Collected data
**********
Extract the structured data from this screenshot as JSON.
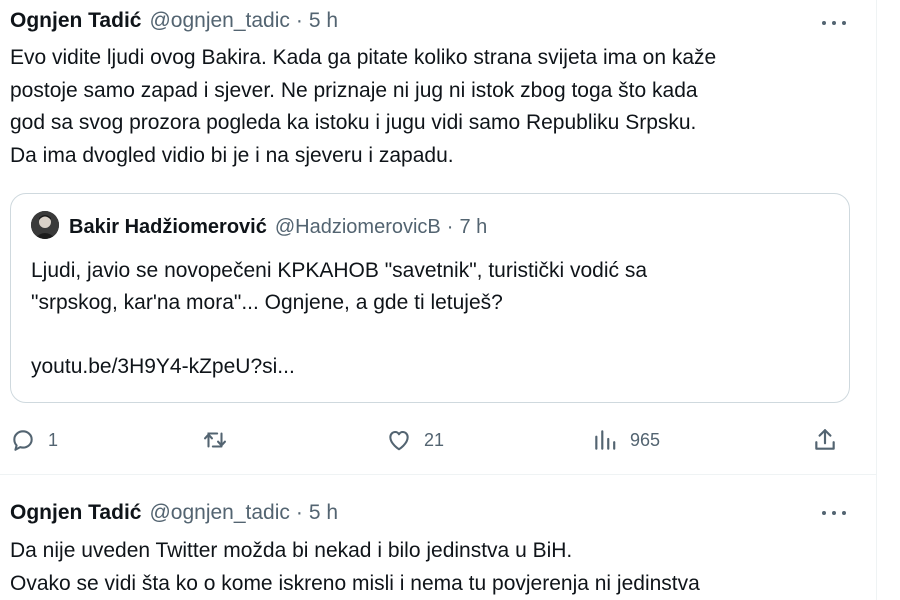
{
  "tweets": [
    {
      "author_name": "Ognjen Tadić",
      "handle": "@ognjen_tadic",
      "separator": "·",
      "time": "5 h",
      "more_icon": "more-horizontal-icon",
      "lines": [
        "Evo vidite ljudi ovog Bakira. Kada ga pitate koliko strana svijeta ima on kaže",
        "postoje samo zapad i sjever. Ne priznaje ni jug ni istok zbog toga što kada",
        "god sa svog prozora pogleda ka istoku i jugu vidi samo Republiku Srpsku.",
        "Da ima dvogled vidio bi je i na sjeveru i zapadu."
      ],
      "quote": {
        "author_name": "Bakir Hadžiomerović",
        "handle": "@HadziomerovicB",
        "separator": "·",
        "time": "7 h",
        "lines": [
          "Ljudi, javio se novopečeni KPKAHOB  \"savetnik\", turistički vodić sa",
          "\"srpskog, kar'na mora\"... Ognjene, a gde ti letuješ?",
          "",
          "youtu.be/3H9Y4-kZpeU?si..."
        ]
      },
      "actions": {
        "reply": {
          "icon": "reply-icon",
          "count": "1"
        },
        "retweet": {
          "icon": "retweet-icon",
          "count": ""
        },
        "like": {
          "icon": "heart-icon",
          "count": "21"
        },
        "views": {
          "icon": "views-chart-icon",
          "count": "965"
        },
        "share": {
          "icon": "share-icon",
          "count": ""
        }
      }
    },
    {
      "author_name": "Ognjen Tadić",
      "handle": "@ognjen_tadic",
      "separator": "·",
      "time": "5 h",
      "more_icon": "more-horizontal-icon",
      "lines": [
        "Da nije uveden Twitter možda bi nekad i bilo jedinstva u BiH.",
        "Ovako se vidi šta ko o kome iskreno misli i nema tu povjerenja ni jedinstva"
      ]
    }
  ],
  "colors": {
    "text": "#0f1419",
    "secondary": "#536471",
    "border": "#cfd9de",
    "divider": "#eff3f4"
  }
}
**********
- Brief:
Restate the data above word for word. Do not include the images.

- Answer to the problem:
Extract the structured data from this screenshot as JSON.
{
  "tweets": [
    {
      "author_name": "Ognjen Tadić",
      "handle": "@ognjen_tadic",
      "separator": "·",
      "time": "5 h",
      "more_icon": "more-horizontal-icon",
      "lines": [
        "Evo vidite ljudi ovog Bakira. Kada ga pitate koliko strana svijeta ima on kaže",
        "postoje samo zapad i sjever. Ne priznaje ni jug ni istok zbog toga što kada",
        "god sa svog prozora pogleda ka istoku i jugu vidi samo Republiku Srpsku.",
        "Da ima dvogled vidio bi je i na sjeveru i zapadu."
      ],
      "quote": {
        "author_name": "Bakir Hadžiomerović",
        "handle": "@HadziomerovicB",
        "separator": "·",
        "time": "7 h",
        "lines": [
          "Ljudi, javio se novopečeni KPKAHOB  \"savetnik\", turistički vodić sa",
          "\"srpskog, kar'na mora\"... Ognjene, a gde ti letuješ?",
          "",
          "youtu.be/3H9Y4-kZpeU?si..."
        ]
      },
      "actions": {
        "reply": {
          "icon": "reply-icon",
          "count": "1"
        },
        "retweet": {
          "icon": "retweet-icon",
          "count": ""
        },
        "like": {
          "icon": "heart-icon",
          "count": "21"
        },
        "views": {
          "icon": "views-chart-icon",
          "count": "965"
        },
        "share": {
          "icon": "share-icon",
          "count": ""
        }
      }
    },
    {
      "author_name": "Ognjen Tadić",
      "handle": "@ognjen_tadic",
      "separator": "·",
      "time": "5 h",
      "more_icon": "more-horizontal-icon",
      "lines": [
        "Da nije uveden Twitter možda bi nekad i bilo jedinstva u BiH.",
        "Ovako se vidi šta ko o kome iskreno misli i nema tu povjerenja ni jedinstva"
      ]
    }
  ],
  "colors": {
    "text": "#0f1419",
    "secondary": "#536471",
    "border": "#cfd9de",
    "divider": "#eff3f4"
  }
}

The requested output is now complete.